AIM. State the number of lines in the material below that have "Giving" in them, without any other text.

[Dataset items]
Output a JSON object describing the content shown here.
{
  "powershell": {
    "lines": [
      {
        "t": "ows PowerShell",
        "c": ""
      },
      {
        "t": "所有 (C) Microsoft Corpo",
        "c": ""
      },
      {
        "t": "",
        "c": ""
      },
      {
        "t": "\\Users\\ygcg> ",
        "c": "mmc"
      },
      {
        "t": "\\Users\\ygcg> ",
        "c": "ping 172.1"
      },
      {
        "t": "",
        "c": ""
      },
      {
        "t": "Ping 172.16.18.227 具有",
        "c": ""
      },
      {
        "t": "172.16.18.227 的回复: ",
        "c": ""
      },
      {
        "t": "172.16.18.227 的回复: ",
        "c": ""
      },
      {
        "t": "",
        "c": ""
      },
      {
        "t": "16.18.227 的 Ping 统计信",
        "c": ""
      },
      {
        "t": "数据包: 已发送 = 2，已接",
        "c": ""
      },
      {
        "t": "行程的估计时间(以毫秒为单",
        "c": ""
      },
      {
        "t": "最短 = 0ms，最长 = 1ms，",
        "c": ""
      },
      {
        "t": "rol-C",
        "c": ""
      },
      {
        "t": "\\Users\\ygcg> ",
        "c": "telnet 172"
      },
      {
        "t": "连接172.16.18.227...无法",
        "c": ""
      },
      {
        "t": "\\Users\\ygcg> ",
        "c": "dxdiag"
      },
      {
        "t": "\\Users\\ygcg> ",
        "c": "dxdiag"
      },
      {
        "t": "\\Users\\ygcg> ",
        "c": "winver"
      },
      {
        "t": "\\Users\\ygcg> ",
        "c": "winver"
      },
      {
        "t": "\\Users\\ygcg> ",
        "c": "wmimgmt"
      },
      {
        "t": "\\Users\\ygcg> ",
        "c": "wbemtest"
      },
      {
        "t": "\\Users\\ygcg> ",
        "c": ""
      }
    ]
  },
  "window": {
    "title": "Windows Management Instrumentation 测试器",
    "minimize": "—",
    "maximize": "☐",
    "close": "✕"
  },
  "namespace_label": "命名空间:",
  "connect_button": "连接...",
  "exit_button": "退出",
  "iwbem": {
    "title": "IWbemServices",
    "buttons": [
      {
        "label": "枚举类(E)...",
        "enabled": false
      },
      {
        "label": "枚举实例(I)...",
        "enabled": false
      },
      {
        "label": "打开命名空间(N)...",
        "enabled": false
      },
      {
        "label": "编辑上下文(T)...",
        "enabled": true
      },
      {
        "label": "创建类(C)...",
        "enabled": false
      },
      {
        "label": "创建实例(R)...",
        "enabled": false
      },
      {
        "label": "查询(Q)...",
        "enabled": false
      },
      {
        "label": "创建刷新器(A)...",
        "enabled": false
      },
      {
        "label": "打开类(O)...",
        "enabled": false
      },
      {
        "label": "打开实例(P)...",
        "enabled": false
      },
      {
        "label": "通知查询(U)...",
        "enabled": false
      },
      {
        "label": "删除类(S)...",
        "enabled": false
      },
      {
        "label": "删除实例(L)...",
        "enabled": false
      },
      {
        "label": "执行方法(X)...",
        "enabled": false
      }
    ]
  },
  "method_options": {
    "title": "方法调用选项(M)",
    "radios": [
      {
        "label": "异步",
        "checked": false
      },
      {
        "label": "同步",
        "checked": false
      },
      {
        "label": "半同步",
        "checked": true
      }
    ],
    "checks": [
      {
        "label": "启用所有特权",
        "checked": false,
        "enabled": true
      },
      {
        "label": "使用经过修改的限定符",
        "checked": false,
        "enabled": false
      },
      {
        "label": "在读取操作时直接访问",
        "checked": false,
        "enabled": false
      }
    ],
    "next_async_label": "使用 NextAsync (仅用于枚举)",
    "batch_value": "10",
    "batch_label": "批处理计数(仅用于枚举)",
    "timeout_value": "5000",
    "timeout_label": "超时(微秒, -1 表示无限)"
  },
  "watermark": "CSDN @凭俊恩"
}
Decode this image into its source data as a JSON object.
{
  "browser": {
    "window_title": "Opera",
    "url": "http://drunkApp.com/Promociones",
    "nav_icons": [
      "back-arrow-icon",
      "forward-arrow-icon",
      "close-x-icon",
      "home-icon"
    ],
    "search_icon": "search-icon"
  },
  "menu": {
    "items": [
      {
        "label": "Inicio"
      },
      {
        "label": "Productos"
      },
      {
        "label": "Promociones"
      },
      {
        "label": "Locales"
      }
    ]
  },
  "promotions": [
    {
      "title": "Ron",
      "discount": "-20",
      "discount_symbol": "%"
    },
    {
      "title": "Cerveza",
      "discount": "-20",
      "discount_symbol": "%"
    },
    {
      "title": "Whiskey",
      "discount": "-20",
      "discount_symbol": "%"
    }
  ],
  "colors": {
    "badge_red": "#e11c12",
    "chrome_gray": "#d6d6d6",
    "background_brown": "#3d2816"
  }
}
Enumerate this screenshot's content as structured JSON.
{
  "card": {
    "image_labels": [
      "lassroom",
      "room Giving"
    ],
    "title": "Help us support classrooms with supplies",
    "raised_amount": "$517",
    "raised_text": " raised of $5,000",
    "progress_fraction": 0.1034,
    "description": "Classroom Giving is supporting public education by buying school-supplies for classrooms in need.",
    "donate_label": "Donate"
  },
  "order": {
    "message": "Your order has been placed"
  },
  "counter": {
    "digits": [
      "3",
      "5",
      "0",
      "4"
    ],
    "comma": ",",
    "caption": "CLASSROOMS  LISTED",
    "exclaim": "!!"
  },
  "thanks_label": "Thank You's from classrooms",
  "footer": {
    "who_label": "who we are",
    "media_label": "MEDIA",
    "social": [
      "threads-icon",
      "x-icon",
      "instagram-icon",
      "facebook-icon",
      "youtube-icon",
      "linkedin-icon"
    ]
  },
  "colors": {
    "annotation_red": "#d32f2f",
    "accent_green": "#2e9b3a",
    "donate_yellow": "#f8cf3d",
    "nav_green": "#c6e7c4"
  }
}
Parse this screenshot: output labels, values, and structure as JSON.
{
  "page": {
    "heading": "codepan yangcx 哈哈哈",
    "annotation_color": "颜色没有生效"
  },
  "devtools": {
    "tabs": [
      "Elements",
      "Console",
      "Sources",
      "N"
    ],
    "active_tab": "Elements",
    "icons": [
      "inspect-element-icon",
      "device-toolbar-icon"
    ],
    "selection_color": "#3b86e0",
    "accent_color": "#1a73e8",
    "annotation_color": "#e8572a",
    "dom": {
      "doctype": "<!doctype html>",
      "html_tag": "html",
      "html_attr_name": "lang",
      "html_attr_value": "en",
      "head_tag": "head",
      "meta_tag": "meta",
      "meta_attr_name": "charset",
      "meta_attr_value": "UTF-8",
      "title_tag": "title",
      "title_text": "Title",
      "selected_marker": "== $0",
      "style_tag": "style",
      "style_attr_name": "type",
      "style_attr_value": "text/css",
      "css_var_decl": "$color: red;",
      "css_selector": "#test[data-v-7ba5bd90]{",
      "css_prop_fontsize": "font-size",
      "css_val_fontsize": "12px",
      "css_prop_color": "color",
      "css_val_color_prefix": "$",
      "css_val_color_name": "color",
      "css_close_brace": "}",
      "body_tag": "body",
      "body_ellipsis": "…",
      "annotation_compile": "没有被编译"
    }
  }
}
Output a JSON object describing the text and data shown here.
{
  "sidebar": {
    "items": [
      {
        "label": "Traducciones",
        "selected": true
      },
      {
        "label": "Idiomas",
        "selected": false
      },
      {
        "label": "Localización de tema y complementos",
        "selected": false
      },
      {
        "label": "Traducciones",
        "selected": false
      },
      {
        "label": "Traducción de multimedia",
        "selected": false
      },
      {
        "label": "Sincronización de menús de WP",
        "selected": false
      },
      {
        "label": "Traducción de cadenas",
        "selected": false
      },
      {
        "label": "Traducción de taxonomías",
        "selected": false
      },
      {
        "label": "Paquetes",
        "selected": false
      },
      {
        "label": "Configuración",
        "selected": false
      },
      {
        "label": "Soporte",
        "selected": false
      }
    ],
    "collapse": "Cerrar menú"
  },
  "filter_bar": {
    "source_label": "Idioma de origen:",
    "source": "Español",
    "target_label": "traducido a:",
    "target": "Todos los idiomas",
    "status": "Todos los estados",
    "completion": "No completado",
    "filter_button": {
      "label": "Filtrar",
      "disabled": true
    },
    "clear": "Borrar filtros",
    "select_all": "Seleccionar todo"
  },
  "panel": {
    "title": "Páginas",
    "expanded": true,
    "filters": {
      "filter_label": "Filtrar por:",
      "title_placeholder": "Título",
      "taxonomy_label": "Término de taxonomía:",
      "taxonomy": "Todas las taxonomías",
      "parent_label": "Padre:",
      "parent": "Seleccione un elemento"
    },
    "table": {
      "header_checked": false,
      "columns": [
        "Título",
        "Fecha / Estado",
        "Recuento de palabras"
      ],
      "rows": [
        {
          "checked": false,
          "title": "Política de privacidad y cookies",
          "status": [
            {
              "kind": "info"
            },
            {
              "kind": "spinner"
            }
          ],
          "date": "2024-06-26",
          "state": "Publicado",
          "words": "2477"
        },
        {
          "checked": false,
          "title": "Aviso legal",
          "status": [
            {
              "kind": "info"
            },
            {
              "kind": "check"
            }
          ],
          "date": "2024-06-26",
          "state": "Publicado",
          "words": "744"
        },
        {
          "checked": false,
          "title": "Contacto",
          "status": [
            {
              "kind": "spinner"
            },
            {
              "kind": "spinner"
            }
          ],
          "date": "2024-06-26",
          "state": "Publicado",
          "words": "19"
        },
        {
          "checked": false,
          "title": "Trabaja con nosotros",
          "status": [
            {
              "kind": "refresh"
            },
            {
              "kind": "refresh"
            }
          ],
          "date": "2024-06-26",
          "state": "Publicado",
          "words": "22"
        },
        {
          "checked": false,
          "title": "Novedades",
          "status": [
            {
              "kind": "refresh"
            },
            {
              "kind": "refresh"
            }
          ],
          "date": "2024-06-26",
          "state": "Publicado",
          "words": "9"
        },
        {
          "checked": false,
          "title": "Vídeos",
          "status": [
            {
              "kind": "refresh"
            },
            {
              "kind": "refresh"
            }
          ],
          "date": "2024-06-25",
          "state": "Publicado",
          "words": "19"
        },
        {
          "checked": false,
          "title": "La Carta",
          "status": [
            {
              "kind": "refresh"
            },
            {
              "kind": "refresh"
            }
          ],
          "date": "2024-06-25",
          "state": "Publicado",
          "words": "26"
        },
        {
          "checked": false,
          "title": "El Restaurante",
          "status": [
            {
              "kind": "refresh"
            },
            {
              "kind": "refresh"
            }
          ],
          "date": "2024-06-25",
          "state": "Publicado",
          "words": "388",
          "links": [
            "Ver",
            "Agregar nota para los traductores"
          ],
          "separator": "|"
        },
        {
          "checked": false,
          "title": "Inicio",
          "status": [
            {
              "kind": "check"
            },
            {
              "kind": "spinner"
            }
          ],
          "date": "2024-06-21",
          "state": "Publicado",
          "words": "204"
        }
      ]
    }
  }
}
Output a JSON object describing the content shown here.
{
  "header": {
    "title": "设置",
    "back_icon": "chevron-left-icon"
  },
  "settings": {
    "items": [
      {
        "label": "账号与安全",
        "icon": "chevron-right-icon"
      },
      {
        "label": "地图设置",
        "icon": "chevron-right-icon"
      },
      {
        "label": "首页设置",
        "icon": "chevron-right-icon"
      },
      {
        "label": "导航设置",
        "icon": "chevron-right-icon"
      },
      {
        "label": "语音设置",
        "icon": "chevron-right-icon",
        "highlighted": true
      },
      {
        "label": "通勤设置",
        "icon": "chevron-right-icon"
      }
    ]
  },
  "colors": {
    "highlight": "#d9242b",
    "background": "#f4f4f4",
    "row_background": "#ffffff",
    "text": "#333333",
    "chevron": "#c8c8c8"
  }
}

SOLVED EXERCISE. 2